** Task brief **
Your task is to tally the lines of the listing containing the word "content" and report the figure alone.

Collected data

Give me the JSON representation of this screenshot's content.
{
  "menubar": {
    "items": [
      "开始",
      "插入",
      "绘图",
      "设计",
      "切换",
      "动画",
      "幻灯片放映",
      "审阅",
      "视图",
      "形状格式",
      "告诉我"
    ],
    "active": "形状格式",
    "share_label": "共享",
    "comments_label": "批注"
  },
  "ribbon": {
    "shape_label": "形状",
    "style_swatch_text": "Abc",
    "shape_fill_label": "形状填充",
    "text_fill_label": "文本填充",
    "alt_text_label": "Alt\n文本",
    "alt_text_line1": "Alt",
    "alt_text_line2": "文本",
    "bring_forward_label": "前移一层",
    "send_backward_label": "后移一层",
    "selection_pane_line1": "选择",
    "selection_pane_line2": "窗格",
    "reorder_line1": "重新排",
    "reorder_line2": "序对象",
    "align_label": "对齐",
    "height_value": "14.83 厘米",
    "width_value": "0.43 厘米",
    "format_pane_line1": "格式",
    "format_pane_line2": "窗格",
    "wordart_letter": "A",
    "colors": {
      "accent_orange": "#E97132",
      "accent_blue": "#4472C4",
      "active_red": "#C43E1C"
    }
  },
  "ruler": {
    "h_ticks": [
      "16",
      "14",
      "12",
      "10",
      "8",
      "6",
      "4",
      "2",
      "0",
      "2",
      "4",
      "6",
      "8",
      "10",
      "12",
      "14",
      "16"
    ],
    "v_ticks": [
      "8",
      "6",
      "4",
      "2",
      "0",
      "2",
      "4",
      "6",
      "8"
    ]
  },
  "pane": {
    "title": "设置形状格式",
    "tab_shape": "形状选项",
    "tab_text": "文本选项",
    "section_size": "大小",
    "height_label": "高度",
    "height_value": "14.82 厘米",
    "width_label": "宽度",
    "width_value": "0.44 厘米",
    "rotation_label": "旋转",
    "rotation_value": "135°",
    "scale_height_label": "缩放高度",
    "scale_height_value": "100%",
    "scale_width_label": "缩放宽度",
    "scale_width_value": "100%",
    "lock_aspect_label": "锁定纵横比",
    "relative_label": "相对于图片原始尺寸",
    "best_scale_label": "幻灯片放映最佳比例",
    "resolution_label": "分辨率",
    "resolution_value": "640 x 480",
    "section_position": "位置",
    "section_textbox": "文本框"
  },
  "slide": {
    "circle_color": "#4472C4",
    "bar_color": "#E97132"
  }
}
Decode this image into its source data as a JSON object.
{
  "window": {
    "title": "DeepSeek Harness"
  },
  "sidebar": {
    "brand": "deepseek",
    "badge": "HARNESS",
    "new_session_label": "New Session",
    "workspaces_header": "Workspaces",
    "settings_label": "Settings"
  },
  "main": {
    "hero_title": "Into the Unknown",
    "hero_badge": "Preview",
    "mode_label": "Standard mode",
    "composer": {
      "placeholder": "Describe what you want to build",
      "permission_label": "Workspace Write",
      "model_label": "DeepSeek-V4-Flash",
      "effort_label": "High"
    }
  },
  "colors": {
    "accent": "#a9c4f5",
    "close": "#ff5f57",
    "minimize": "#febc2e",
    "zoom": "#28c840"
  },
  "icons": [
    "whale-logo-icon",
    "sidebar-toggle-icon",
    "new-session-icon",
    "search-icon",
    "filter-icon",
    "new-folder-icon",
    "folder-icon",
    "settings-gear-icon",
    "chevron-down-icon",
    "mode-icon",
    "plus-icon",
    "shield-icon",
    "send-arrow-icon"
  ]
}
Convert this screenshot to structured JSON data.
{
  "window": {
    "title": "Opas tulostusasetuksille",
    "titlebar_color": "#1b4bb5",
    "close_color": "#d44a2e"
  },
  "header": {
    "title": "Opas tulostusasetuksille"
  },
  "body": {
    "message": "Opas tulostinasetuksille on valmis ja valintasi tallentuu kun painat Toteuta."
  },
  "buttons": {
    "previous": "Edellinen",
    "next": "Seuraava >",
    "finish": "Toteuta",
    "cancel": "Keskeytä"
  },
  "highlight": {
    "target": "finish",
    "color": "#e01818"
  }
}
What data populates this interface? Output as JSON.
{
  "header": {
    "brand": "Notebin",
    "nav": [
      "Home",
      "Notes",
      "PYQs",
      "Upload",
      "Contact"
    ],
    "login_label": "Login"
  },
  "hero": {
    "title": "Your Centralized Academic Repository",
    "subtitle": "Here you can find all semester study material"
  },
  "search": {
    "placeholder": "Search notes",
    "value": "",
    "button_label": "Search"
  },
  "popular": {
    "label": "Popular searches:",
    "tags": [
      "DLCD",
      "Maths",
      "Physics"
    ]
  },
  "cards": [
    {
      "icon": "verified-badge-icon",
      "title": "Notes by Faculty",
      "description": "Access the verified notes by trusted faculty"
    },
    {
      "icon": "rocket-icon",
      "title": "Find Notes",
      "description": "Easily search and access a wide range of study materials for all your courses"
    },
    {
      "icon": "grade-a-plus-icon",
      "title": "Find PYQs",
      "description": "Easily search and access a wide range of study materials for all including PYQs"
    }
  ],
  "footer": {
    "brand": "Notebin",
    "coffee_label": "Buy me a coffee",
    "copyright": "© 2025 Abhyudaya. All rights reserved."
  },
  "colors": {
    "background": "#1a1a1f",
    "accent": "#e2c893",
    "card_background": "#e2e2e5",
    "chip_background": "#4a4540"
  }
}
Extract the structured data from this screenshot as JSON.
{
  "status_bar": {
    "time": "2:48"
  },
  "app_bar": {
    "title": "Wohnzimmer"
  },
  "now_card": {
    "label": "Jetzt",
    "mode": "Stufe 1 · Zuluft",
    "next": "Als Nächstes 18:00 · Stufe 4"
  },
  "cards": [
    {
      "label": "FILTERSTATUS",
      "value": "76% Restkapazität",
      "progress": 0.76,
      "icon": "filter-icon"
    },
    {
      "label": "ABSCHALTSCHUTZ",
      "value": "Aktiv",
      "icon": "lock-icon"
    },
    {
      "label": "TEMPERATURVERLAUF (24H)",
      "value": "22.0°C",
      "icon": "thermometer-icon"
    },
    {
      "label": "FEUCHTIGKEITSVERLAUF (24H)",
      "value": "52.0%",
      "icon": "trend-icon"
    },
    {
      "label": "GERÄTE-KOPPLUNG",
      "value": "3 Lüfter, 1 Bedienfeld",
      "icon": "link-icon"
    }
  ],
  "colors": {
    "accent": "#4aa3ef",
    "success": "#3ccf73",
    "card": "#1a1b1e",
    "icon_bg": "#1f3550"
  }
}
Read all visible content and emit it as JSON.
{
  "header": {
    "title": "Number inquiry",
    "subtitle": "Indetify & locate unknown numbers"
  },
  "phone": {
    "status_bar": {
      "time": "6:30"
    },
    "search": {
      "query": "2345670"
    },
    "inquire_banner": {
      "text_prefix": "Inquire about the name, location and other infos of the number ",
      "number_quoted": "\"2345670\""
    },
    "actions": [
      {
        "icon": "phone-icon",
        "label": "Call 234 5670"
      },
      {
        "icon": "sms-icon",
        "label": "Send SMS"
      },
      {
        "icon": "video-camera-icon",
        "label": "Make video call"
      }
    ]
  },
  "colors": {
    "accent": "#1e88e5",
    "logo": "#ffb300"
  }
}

** Final answer **
2